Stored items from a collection
»»

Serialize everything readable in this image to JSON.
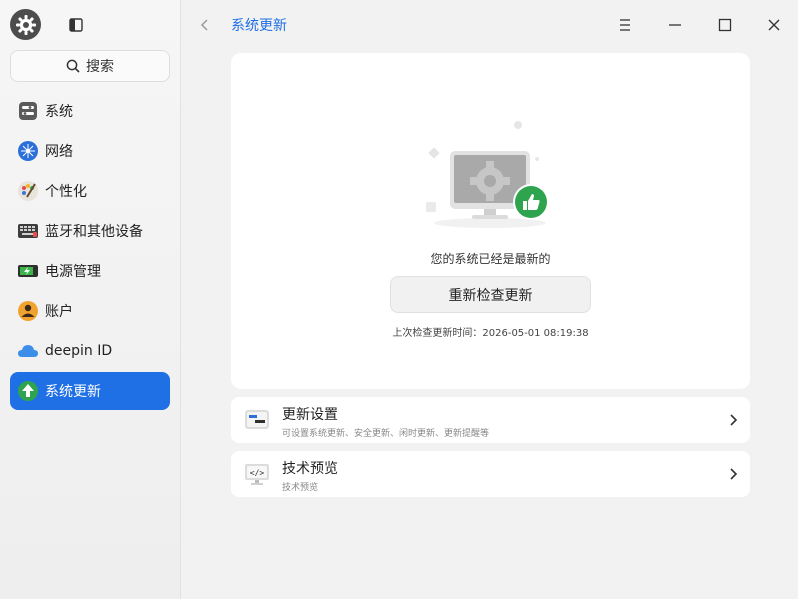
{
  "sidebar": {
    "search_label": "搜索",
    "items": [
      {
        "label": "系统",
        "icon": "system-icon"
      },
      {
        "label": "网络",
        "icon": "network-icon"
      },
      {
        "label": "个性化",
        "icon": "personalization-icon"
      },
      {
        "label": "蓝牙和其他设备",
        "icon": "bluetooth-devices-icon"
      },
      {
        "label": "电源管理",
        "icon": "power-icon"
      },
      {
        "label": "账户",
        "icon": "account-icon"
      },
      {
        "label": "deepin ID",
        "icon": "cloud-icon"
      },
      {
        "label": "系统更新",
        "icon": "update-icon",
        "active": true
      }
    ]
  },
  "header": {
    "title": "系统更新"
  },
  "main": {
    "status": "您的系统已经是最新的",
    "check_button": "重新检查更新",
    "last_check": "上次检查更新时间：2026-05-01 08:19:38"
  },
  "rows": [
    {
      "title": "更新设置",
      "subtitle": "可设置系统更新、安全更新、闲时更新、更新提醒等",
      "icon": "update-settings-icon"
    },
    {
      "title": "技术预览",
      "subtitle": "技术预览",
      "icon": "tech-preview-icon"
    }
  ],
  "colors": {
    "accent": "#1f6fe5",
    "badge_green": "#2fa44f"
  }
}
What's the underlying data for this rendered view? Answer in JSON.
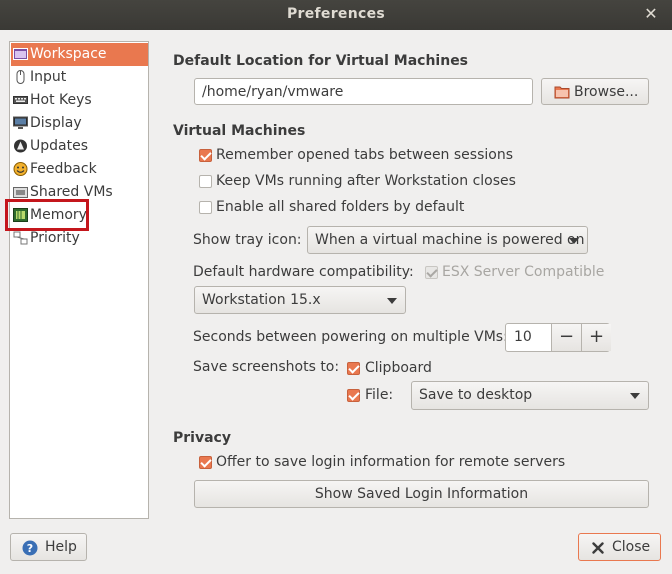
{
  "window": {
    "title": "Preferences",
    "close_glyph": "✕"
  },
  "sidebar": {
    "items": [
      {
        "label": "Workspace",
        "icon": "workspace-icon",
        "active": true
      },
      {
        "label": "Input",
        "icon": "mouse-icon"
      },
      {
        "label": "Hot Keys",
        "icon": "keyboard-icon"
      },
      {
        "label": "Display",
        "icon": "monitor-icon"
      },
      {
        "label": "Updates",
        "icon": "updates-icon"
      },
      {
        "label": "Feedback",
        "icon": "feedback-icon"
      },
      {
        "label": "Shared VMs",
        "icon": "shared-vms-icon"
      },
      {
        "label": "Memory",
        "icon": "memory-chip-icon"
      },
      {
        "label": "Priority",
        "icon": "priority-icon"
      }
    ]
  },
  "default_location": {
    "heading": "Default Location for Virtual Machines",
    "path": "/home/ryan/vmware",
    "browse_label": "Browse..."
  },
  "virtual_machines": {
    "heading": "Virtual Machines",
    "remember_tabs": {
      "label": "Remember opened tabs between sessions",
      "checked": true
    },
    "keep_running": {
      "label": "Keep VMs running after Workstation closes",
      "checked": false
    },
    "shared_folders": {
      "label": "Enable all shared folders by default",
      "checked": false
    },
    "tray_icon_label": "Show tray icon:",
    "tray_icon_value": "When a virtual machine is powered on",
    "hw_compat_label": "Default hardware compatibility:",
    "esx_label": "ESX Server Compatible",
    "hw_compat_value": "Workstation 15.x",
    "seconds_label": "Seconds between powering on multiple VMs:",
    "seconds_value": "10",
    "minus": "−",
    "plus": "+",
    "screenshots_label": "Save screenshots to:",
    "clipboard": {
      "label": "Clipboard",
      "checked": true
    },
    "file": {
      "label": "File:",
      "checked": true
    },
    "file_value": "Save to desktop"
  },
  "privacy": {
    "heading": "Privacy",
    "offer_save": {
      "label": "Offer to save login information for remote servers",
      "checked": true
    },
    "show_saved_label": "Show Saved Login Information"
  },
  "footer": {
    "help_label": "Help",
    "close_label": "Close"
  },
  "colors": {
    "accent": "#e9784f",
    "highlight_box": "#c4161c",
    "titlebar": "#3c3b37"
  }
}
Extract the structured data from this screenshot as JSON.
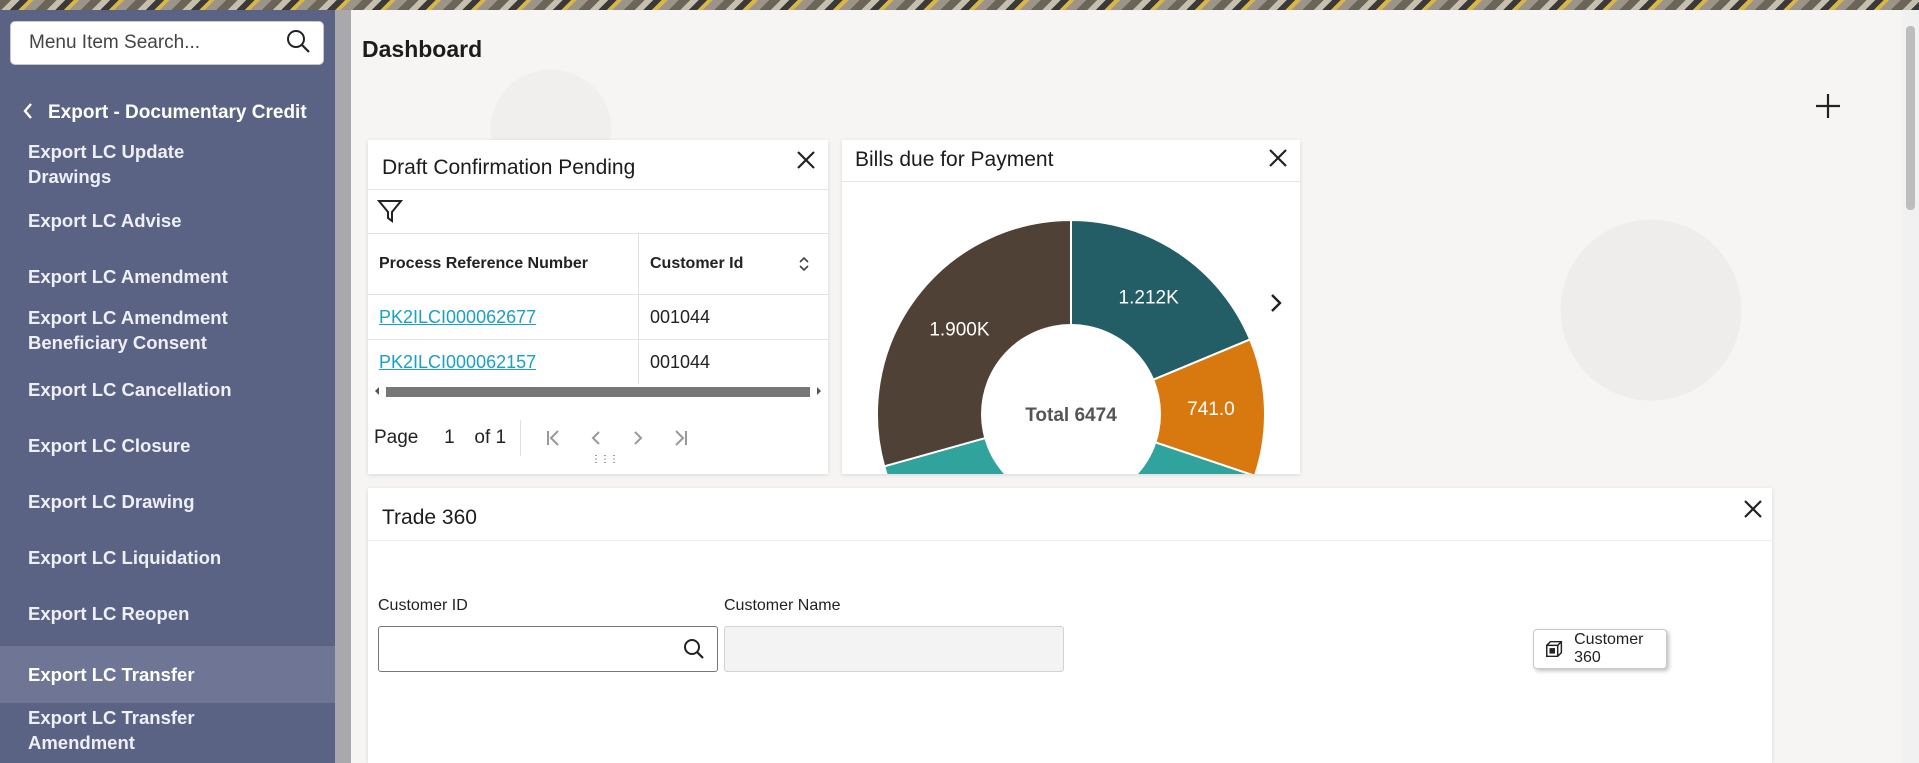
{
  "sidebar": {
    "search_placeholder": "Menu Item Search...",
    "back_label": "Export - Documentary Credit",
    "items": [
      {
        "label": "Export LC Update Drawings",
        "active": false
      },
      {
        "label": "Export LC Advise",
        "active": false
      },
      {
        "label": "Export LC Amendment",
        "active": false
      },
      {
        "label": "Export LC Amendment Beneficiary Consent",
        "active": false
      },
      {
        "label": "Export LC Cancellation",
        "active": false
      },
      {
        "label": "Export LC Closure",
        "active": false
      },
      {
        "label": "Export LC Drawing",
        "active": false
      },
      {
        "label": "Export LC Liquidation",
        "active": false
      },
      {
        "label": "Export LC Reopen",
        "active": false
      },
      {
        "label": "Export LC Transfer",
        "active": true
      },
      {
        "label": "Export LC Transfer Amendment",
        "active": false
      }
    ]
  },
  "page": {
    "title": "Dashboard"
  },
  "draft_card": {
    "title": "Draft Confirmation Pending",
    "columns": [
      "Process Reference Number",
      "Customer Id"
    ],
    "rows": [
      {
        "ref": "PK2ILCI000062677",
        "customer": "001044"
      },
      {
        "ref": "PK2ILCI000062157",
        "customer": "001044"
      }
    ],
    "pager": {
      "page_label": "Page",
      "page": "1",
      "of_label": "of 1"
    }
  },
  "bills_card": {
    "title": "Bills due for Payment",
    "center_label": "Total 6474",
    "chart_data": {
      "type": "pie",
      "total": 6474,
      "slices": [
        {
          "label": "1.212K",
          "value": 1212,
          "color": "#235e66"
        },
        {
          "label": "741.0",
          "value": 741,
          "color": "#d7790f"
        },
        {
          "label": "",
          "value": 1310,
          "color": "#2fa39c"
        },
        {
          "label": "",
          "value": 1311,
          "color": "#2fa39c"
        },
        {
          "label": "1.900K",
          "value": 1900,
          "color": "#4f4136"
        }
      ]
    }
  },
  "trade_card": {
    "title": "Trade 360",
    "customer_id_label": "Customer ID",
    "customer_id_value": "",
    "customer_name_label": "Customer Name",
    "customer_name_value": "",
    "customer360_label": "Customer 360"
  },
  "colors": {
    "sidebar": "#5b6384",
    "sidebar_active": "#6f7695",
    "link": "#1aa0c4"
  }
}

««

▶ PROBLEM:
Go through the data above and transcribe it in full, omitting any image.

▶ THE OUTPUT:
Serialize everything readable in this image to JSON.
{
  "sidebar": {
    "search_label": "搜索",
    "items": [
      {
        "label": "系统",
        "icon": "system-icon"
      },
      {
        "label": "网络",
        "icon": "network-icon"
      },
      {
        "label": "个性化",
        "icon": "personalization-icon"
      },
      {
        "label": "蓝牙和其他设备",
        "icon": "bluetooth-devices-icon"
      },
      {
        "label": "电源管理",
        "icon": "power-icon"
      },
      {
        "label": "账户",
        "icon": "account-icon"
      },
      {
        "label": "deepin ID",
        "icon": "cloud-icon"
      },
      {
        "label": "系统更新",
        "icon": "update-icon",
        "active": true
      }
    ]
  },
  "header": {
    "title": "系统更新"
  },
  "main": {
    "status": "您的系统已经是最新的",
    "check_button": "重新检查更新",
    "last_check": "上次检查更新时间：2026-05-01 08:19:38"
  },
  "rows": [
    {
      "title": "更新设置",
      "subtitle": "可设置系统更新、安全更新、闲时更新、更新提醒等",
      "icon": "update-settings-icon"
    },
    {
      "title": "技术预览",
      "subtitle": "技术预览",
      "icon": "tech-preview-icon"
    }
  ],
  "colors": {
    "accent": "#1f6fe5",
    "badge_green": "#2fa44f"
  }
}
What's the underlying data for this rendered view? Answer in JSON.
{
  "window": {
    "title": "Preferences",
    "close_glyph": "✕"
  },
  "sidebar": {
    "items": [
      {
        "label": "Workspace",
        "icon": "workspace-icon",
        "active": true
      },
      {
        "label": "Input",
        "icon": "mouse-icon"
      },
      {
        "label": "Hot Keys",
        "icon": "keyboard-icon"
      },
      {
        "label": "Display",
        "icon": "monitor-icon"
      },
      {
        "label": "Updates",
        "icon": "updates-icon"
      },
      {
        "label": "Feedback",
        "icon": "feedback-icon"
      },
      {
        "label": "Shared VMs",
        "icon": "shared-vms-icon"
      },
      {
        "label": "Memory",
        "icon": "memory-chip-icon"
      },
      {
        "label": "Priority",
        "icon": "priority-icon"
      }
    ]
  },
  "default_location": {
    "heading": "Default Location for Virtual Machines",
    "path": "/home/ryan/vmware",
    "browse_label": "Browse..."
  },
  "virtual_machines": {
    "heading": "Virtual Machines",
    "remember_tabs": {
      "label": "Remember opened tabs between sessions",
      "checked": true
    },
    "keep_running": {
      "label": "Keep VMs running after Workstation closes",
      "checked": false
    },
    "shared_folders": {
      "label": "Enable all shared folders by default",
      "checked": false
    },
    "tray_icon_label": "Show tray icon:",
    "tray_icon_value": "When a virtual machine is powered on",
    "hw_compat_label": "Default hardware compatibility:",
    "esx_label": "ESX Server Compatible",
    "hw_compat_value": "Workstation 15.x",
    "seconds_label": "Seconds between powering on multiple VMs:",
    "seconds_value": "10",
    "minus": "−",
    "plus": "+",
    "screenshots_label": "Save screenshots to:",
    "clipboard": {
      "label": "Clipboard",
      "checked": true
    },
    "file": {
      "label": "File:",
      "checked": true
    },
    "file_value": "Save to desktop"
  },
  "privacy": {
    "heading": "Privacy",
    "offer_save": {
      "label": "Offer to save login information for remote servers",
      "checked": true
    },
    "show_saved_label": "Show Saved Login Information"
  },
  "footer": {
    "help_label": "Help",
    "close_label": "Close"
  },
  "colors": {
    "accent": "#e9784f",
    "highlight_box": "#c4161c",
    "titlebar": "#3c3b37"
  }
}
Extract the structured data from this screenshot as JSON.
{
  "sidebar": {
    "search_placeholder": "Menu Item Search...",
    "back_label": "Export - Documentary Credit",
    "items": [
      {
        "label": "Export LC Update Drawings",
        "active": false
      },
      {
        "label": "Export LC Advise",
        "active": false
      },
      {
        "label": "Export LC Amendment",
        "active": false
      },
      {
        "label": "Export LC Amendment Beneficiary Consent",
        "active": false
      },
      {
        "label": "Export LC Cancellation",
        "active": false
      },
      {
        "label": "Export LC Closure",
        "active": false
      },
      {
        "label": "Export LC Drawing",
        "active": false
      },
      {
        "label": "Export LC Liquidation",
        "active": false
      },
      {
        "label": "Export LC Reopen",
        "active": false
      },
      {
        "label": "Export LC Transfer",
        "active": true
      },
      {
        "label": "Export LC Transfer Amendment",
        "active": false
      }
    ]
  },
  "page": {
    "title": "Dashboard"
  },
  "draft_card": {
    "title": "Draft Confirmation Pending",
    "columns": [
      "Process Reference Number",
      "Customer Id"
    ],
    "rows": [
      {
        "ref": "PK2ILCI000062677",
        "customer": "001044"
      },
      {
        "ref": "PK2ILCI000062157",
        "customer": "001044"
      }
    ],
    "pager": {
      "page_label": "Page",
      "page": "1",
      "of_label": "of 1"
    }
  },
  "bills_card": {
    "title": "Bills due for Payment",
    "center_label": "Total 6474",
    "chart_data": {
      "type": "pie",
      "total": 6474,
      "slices": [
        {
          "label": "1.212K",
          "value": 1212,
          "color": "#235e66"
        },
        {
          "label": "741.0",
          "value": 741,
          "color": "#d7790f"
        },
        {
          "label": "",
          "value": 1310,
          "color": "#2fa39c"
        },
        {
          "label": "",
          "value": 1311,
          "color": "#2fa39c"
        },
        {
          "label": "1.900K",
          "value": 1900,
          "color": "#4f4136"
        }
      ]
    }
  },
  "trade_card": {
    "title": "Trade 360",
    "customer_id_label": "Customer ID",
    "customer_id_value": "",
    "customer_name_label": "Customer Name",
    "customer_name_value": "",
    "customer360_label": "Customer 360"
  },
  "colors": {
    "sidebar": "#5b6384",
    "sidebar_active": "#6f7695",
    "link": "#1aa0c4"
  }
}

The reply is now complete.